- [WORKING DATA]:

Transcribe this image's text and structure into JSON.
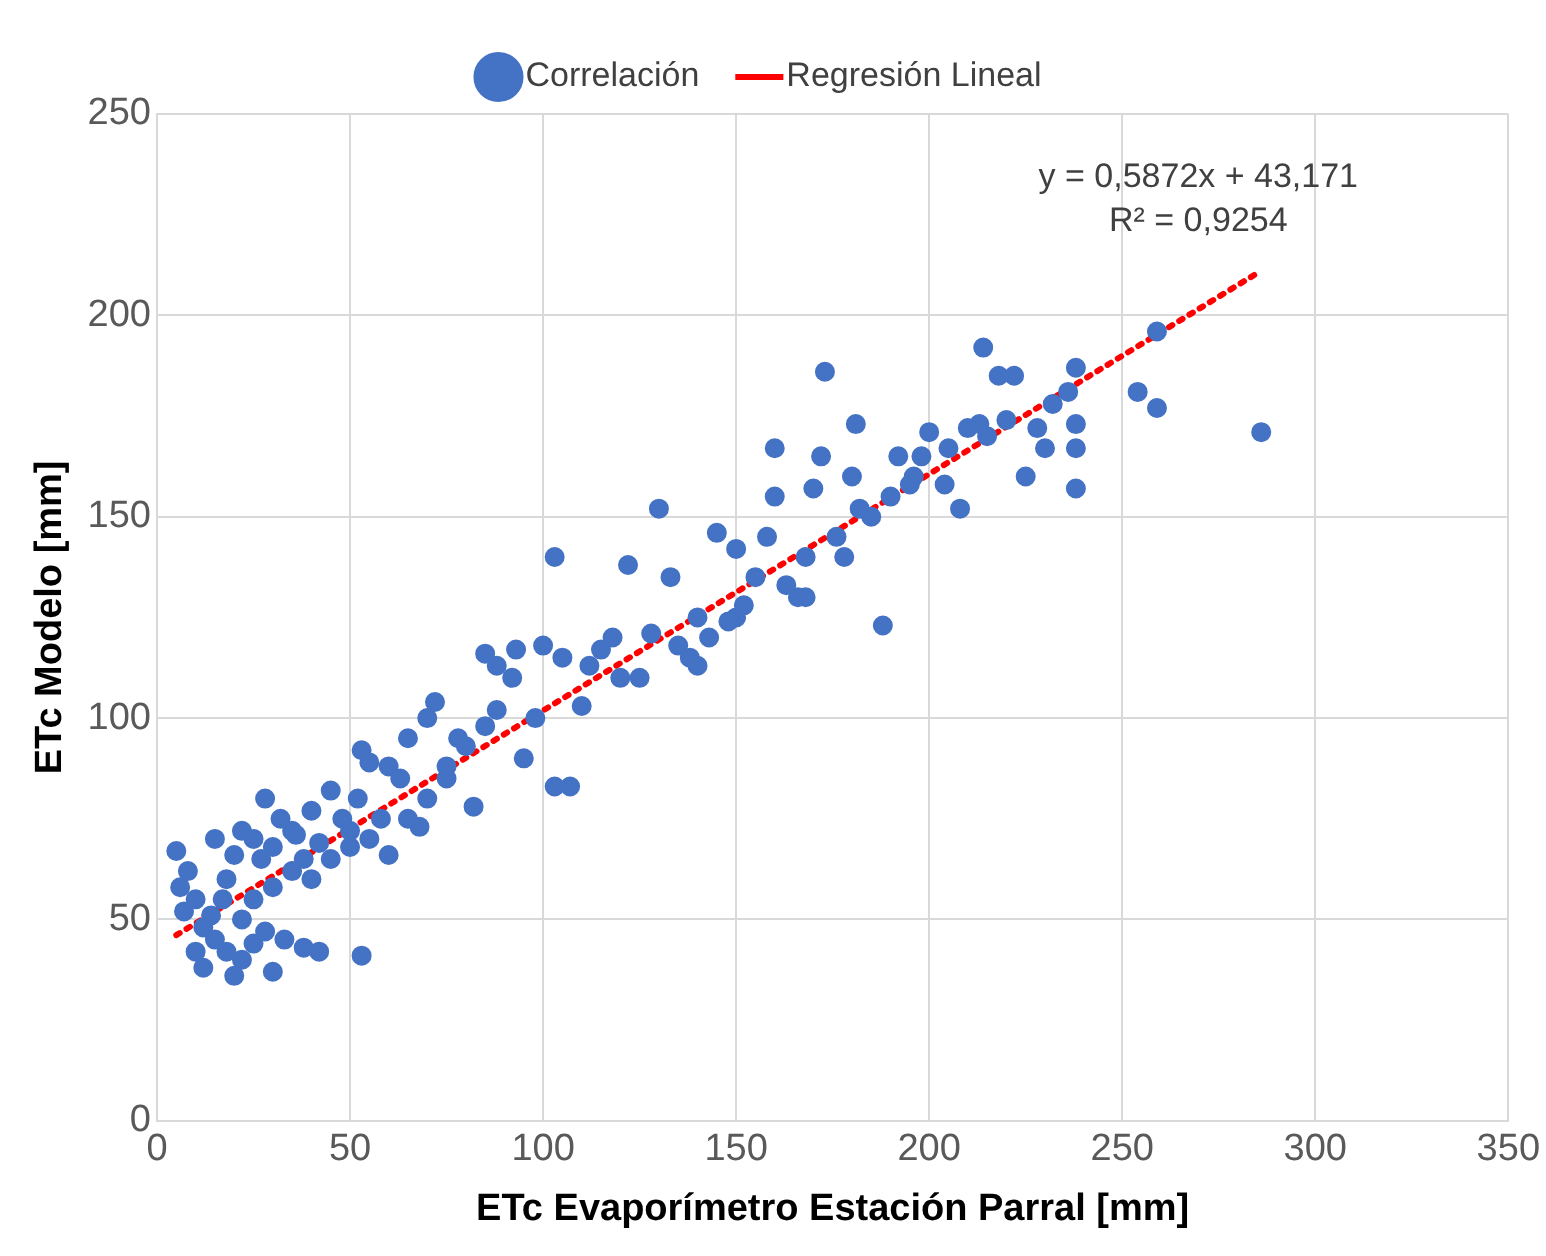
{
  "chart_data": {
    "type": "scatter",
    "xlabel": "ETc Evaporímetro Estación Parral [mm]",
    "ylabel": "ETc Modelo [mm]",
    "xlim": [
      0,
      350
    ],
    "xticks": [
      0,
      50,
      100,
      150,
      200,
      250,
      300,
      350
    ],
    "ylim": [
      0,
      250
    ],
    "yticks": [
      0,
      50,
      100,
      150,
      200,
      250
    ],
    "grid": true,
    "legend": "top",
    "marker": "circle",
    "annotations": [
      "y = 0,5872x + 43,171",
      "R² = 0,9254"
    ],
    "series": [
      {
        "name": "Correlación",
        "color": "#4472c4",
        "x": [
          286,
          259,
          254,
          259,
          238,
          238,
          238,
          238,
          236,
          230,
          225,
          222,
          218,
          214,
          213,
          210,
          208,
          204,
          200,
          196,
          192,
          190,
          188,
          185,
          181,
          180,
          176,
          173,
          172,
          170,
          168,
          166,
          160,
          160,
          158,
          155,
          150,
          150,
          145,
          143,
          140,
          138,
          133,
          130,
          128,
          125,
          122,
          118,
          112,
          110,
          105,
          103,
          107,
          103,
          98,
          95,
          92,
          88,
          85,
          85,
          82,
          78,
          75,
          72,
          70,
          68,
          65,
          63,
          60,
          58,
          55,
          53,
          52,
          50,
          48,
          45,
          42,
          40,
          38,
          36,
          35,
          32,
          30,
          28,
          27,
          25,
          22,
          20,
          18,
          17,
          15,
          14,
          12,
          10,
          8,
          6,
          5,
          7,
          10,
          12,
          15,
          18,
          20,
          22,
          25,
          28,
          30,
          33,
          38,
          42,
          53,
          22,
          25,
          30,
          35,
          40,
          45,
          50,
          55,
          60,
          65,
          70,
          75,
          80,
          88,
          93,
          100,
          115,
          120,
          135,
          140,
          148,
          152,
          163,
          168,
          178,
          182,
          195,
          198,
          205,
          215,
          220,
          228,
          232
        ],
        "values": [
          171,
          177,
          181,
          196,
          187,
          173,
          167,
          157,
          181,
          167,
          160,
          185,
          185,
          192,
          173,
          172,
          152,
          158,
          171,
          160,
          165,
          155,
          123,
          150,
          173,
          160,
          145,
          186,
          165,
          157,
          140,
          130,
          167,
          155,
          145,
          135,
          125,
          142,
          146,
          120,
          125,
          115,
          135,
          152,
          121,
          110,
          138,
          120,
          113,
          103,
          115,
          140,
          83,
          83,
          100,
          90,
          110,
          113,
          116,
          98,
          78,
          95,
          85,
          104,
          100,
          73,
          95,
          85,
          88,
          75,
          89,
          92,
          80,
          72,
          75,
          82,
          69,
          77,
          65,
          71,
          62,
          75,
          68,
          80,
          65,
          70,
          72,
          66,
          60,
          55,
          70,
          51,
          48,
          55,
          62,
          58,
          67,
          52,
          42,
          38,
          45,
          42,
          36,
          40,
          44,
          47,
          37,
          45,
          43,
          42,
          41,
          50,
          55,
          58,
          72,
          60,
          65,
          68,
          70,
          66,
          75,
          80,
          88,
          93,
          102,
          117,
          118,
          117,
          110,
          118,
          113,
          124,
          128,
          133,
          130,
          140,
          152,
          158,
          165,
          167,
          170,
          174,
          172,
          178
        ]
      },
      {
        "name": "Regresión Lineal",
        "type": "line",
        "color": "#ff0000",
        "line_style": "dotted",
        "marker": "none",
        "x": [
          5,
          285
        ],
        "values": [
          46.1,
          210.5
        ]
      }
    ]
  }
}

- [WHAT THE TASK ASKS]:
Copy all the lines above that hold the string "name".

- [ANSWER TO THIS TASK]:
        "name": "Correlación",
        "name": "Regresión Lineal",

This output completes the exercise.